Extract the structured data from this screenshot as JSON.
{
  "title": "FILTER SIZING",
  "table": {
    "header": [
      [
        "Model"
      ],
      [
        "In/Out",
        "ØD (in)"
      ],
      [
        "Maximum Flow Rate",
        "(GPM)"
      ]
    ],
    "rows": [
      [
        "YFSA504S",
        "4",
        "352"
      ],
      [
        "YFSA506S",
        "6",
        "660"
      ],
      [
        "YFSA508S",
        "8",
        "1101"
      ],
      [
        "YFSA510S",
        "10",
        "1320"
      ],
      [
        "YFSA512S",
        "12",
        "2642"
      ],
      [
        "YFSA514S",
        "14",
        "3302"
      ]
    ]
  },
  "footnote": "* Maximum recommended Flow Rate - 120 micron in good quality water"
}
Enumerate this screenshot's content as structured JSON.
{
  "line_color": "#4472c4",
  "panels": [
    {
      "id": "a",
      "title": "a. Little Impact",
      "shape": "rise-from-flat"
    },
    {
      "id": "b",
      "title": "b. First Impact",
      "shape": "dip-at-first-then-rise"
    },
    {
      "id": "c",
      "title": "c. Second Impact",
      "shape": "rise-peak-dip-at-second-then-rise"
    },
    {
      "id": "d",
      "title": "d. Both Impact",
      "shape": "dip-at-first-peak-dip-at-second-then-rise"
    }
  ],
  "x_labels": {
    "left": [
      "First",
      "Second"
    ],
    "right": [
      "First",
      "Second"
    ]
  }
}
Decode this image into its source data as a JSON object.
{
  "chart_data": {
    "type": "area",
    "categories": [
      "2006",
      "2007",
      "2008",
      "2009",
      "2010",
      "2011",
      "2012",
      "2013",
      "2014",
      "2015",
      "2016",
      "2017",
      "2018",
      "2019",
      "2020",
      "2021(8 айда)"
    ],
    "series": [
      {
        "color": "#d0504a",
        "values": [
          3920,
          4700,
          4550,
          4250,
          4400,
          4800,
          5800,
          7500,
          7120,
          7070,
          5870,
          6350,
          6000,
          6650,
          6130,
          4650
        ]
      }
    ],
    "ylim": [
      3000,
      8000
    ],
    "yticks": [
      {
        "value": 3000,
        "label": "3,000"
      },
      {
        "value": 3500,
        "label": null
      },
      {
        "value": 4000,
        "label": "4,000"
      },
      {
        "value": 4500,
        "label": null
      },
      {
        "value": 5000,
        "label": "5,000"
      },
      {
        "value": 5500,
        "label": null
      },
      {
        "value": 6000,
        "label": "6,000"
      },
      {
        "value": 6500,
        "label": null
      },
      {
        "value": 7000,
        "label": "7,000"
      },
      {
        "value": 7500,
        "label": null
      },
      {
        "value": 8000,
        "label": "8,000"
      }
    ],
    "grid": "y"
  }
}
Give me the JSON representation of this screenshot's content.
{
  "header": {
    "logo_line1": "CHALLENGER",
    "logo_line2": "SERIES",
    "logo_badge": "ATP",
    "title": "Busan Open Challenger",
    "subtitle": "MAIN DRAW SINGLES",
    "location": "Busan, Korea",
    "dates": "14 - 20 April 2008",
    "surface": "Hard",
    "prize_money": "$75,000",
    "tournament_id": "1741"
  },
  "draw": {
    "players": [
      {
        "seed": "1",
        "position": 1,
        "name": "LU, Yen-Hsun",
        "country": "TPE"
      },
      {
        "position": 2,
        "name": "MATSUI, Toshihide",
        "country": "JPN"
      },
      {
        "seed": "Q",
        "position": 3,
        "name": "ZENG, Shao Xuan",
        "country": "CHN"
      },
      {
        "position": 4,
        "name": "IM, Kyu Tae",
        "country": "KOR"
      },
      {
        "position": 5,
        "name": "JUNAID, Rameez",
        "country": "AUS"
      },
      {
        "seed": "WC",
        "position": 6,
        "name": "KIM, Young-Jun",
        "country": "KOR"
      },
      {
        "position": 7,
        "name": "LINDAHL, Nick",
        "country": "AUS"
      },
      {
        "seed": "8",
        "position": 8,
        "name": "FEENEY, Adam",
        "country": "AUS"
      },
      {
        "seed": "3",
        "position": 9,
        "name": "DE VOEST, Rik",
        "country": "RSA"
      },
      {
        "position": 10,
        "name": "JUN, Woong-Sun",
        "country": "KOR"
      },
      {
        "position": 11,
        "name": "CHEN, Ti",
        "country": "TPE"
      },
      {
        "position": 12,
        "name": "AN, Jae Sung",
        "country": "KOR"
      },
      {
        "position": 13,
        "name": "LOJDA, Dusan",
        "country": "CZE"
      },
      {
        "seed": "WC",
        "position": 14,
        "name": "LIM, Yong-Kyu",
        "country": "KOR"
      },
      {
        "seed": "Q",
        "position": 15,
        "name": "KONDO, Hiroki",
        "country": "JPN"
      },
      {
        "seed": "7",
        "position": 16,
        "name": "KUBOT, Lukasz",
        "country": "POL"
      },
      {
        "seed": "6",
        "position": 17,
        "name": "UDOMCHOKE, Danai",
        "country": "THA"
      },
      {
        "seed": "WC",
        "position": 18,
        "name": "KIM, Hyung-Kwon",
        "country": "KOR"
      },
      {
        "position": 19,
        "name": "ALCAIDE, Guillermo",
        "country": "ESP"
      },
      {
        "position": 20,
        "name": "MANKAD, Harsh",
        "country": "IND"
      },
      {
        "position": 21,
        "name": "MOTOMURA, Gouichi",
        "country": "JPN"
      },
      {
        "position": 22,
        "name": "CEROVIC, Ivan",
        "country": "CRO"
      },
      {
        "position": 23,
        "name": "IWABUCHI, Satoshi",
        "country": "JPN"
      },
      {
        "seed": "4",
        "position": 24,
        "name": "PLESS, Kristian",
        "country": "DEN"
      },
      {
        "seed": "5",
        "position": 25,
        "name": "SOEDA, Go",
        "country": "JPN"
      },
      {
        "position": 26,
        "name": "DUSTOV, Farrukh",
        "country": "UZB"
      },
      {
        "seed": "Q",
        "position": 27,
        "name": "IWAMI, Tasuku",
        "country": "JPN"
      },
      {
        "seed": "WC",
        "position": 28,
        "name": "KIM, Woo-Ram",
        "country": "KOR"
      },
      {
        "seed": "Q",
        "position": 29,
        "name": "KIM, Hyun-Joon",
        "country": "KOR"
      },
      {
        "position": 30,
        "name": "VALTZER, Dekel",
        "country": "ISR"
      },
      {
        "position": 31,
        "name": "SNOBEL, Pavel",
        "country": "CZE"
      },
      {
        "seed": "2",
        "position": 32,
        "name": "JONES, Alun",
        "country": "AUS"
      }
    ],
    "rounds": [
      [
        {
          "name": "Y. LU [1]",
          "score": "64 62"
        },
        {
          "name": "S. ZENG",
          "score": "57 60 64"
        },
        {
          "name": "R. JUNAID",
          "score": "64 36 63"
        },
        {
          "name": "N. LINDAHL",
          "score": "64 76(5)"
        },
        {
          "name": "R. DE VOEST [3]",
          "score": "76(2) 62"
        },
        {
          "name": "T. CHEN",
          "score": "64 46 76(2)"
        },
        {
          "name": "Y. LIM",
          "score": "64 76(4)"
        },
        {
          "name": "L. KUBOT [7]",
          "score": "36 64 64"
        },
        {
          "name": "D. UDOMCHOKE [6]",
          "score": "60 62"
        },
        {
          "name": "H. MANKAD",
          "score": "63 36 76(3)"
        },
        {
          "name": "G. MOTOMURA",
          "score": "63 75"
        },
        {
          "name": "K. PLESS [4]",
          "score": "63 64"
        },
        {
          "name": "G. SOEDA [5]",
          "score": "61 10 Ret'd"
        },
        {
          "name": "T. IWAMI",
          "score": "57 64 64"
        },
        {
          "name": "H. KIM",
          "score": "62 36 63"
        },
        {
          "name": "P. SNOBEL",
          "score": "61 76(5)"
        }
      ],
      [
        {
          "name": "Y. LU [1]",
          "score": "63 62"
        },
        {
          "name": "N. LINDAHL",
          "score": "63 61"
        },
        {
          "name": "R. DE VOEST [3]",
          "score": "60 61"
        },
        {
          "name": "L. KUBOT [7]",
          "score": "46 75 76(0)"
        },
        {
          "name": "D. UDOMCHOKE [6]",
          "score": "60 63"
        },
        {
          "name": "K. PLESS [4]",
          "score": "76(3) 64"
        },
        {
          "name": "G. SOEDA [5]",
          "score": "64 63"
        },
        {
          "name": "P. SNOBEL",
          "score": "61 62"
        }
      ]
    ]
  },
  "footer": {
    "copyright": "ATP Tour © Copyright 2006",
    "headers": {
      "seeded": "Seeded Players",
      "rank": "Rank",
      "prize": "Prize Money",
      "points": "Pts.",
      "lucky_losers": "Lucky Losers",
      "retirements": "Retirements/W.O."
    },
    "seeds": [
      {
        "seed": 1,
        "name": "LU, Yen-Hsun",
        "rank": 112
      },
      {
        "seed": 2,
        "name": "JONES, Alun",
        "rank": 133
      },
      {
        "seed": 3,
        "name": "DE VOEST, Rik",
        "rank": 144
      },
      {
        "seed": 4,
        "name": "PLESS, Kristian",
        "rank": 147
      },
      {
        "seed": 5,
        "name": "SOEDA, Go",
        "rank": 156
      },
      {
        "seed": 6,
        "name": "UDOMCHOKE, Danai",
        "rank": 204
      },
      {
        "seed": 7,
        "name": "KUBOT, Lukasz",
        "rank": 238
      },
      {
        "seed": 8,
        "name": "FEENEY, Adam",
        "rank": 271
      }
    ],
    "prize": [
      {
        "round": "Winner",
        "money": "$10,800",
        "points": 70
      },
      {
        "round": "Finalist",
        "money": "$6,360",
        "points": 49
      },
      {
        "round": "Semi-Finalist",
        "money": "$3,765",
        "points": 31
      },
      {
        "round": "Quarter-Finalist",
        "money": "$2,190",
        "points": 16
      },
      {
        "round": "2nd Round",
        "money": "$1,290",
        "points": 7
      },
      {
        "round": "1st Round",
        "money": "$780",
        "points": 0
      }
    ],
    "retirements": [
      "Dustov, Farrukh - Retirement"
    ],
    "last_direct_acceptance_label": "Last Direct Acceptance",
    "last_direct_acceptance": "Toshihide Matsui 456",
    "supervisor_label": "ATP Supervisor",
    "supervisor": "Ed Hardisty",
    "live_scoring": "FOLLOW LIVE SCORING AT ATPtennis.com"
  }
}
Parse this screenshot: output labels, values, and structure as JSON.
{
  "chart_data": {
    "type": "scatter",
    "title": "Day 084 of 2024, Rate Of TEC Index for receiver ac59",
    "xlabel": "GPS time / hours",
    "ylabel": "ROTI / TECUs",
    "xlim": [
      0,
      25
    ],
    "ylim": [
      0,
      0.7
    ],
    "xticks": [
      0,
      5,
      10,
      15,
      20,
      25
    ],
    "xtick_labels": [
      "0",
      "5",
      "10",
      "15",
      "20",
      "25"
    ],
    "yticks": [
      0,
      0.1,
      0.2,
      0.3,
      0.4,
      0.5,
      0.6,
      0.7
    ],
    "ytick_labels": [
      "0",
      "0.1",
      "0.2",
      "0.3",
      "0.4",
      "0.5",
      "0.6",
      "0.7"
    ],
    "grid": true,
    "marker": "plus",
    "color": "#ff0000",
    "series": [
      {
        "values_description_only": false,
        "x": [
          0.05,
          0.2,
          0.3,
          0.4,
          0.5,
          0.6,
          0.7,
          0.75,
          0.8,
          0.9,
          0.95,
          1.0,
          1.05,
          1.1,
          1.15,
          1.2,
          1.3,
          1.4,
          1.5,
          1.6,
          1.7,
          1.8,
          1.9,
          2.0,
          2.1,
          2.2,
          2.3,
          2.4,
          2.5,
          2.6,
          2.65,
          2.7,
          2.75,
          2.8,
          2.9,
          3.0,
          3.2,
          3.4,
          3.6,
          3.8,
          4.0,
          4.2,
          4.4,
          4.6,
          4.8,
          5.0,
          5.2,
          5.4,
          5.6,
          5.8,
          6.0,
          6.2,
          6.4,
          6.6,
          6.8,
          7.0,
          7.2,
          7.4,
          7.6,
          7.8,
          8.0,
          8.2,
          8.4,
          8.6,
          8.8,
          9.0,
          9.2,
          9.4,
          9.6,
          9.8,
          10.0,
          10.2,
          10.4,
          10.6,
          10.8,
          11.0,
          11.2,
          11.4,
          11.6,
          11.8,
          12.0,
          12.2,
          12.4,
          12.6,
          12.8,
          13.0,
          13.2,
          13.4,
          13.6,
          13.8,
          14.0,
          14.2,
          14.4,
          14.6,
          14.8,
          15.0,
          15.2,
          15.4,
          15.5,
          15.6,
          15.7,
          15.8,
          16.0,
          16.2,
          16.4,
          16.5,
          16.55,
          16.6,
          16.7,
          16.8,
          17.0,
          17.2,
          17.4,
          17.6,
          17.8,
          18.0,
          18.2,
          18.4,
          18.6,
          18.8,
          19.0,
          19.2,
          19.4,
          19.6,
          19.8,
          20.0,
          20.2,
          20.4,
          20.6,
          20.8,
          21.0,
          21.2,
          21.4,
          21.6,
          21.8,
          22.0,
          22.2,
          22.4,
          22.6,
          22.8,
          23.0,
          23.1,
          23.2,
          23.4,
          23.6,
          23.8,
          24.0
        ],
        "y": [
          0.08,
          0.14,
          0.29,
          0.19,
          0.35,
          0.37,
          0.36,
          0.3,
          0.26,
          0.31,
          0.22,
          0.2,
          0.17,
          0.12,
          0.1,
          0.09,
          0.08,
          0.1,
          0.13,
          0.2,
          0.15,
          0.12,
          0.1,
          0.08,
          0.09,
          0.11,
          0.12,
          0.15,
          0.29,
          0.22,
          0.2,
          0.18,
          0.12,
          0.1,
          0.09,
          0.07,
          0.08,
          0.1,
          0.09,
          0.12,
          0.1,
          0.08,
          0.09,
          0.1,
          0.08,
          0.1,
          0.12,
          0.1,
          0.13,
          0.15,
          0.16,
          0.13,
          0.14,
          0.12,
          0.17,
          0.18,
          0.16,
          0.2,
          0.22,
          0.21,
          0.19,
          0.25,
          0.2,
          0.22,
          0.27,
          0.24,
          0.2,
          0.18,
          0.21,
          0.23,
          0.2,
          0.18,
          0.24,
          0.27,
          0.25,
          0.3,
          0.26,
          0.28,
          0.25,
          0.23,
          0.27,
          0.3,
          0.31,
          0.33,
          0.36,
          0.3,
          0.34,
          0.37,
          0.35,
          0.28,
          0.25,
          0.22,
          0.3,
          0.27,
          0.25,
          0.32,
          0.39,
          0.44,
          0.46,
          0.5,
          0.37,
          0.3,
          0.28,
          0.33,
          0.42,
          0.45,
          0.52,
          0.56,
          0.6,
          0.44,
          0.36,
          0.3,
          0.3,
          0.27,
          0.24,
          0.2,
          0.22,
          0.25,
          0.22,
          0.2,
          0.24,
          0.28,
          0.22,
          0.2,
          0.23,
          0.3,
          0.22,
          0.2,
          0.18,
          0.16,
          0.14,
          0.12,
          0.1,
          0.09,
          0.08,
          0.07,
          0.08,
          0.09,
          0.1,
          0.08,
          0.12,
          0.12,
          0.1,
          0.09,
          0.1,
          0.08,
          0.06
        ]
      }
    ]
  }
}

____

== THE EXERCISE ==
The word "from" appears in how many lines of the records? Give the number only.

== RESPONSE BELOW ==
2